WHAT NEEDS TO BE DONE:
Locate each line in the records containing "text". Copy it.

Data records:

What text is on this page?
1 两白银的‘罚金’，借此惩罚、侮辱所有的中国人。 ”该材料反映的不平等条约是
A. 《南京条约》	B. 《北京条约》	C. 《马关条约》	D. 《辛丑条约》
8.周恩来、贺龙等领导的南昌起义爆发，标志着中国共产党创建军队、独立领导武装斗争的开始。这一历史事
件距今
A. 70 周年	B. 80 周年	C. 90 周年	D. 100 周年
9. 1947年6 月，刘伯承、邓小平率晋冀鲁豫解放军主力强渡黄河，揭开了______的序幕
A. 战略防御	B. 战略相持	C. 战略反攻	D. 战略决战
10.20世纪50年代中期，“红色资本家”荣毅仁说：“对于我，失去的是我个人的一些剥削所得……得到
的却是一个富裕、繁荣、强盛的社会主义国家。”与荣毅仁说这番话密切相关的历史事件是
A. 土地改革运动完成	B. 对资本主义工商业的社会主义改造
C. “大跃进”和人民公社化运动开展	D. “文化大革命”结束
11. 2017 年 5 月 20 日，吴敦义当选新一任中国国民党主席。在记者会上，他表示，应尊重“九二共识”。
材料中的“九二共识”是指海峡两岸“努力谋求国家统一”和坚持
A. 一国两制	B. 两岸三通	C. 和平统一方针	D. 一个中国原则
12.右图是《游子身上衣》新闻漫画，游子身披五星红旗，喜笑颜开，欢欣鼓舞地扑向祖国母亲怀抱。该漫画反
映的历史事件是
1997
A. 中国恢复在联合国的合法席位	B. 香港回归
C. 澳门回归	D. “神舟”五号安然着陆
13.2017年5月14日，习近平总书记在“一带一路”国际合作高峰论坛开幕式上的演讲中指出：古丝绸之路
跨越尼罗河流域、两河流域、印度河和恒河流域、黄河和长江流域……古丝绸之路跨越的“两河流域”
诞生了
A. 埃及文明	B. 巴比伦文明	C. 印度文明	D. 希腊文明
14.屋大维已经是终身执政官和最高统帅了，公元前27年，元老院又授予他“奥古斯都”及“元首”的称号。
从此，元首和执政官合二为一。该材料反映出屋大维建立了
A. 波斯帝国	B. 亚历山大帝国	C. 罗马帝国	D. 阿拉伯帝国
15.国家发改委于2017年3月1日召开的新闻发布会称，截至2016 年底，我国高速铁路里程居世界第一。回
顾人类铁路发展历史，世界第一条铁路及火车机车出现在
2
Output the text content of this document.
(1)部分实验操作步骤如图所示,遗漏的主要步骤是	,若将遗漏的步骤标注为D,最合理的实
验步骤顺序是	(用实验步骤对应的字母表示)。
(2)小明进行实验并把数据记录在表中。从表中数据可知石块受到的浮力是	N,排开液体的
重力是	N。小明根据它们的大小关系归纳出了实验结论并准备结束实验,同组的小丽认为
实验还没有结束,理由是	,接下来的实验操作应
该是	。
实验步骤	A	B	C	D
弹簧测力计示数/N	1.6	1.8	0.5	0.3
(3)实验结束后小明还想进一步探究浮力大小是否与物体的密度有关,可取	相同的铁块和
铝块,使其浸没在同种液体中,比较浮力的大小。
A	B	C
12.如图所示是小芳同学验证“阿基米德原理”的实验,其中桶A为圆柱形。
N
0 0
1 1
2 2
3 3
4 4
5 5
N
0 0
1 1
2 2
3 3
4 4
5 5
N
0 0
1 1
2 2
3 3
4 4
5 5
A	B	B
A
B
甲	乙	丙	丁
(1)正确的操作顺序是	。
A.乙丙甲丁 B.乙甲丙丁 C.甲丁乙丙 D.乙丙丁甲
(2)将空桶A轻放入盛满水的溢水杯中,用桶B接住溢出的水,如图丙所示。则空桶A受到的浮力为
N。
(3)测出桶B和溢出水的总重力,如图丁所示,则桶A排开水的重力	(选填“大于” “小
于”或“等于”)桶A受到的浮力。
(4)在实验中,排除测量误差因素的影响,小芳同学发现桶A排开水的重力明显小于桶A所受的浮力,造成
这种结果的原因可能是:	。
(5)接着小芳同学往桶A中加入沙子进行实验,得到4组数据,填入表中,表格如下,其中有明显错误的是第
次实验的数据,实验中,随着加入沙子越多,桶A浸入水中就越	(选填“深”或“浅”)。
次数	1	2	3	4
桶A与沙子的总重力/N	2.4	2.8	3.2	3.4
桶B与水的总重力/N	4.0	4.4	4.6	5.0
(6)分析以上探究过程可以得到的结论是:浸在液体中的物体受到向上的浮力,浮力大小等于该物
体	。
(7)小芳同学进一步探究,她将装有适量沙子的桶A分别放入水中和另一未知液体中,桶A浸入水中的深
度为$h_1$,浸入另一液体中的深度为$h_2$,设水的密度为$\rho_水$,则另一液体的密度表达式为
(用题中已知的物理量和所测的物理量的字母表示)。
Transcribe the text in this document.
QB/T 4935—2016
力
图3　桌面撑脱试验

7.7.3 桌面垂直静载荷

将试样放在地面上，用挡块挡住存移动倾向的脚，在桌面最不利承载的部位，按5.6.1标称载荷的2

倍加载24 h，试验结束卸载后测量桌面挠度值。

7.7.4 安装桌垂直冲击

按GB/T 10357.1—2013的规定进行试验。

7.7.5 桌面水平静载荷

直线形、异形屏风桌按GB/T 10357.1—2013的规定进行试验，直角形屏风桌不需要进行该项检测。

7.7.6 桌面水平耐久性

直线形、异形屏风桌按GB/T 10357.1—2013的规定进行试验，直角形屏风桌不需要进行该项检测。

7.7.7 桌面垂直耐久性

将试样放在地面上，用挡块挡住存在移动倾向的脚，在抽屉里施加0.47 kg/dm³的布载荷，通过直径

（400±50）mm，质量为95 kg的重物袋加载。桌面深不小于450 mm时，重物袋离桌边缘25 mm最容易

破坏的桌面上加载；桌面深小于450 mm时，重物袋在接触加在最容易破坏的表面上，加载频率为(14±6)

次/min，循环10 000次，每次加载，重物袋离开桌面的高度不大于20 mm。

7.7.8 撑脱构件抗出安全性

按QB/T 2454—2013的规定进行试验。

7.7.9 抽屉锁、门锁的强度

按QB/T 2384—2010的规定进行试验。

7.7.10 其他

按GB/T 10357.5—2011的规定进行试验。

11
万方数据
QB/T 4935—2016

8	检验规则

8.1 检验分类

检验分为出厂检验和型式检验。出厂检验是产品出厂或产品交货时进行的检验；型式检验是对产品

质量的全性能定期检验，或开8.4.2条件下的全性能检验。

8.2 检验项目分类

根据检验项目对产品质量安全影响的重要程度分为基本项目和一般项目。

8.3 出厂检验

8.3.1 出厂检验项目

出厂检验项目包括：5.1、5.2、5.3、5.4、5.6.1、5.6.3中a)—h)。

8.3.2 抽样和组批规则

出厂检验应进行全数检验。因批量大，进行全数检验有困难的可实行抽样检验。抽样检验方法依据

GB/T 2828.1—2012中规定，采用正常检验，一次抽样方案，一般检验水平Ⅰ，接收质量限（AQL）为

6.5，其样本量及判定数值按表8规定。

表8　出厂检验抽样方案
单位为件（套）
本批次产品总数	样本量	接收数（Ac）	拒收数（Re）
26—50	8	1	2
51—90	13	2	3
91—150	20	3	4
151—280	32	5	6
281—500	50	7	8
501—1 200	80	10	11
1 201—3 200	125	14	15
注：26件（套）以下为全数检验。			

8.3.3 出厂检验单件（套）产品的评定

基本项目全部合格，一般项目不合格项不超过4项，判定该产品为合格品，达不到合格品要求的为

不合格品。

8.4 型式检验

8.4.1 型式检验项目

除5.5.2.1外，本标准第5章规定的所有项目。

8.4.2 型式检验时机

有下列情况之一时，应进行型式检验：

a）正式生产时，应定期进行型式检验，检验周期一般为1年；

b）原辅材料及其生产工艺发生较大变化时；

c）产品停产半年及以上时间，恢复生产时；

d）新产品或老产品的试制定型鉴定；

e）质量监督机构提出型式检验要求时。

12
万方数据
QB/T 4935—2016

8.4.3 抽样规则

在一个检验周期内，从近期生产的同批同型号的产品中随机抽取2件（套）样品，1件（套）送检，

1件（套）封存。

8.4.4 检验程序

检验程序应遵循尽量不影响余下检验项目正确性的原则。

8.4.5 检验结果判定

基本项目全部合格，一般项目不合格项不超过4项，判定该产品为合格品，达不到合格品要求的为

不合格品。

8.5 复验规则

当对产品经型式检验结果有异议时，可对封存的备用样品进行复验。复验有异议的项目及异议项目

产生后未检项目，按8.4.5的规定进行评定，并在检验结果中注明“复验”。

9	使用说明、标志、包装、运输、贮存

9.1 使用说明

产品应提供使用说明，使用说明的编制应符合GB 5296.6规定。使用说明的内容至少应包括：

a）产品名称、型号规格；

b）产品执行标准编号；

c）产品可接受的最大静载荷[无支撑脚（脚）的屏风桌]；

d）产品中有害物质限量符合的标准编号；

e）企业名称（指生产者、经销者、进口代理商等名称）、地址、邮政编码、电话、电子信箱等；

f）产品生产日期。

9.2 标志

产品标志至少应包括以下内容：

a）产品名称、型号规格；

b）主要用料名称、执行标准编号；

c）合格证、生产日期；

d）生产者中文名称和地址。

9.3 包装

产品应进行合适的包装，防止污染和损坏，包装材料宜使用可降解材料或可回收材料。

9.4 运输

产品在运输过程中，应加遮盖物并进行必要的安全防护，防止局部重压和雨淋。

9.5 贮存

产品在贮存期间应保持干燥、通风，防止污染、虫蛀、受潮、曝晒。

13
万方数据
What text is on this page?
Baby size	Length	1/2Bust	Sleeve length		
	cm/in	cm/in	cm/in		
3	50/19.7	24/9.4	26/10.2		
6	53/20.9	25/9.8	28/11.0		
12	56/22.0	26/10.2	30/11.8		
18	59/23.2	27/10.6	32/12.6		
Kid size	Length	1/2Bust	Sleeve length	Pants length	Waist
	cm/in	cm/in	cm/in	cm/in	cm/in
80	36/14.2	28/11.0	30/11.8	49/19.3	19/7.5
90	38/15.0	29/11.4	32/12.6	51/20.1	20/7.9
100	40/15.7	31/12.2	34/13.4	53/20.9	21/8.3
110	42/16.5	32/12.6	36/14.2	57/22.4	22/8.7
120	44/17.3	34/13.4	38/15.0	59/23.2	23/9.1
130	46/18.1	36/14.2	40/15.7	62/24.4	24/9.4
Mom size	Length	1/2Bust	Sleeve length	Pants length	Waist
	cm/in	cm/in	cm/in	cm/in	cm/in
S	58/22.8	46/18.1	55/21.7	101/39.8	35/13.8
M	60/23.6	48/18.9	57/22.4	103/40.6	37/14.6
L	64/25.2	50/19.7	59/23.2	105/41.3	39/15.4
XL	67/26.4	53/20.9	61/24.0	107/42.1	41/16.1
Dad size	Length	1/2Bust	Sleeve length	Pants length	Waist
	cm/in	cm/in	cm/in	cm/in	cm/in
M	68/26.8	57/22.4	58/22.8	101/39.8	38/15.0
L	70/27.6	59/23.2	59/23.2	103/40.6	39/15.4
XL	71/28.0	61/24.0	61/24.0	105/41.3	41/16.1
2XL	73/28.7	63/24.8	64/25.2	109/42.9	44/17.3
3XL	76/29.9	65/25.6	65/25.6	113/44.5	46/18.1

FINISHED TASK:
What text is on this page?
Output the text content of this document.
Transcribe the text in this document.
What text is on this page?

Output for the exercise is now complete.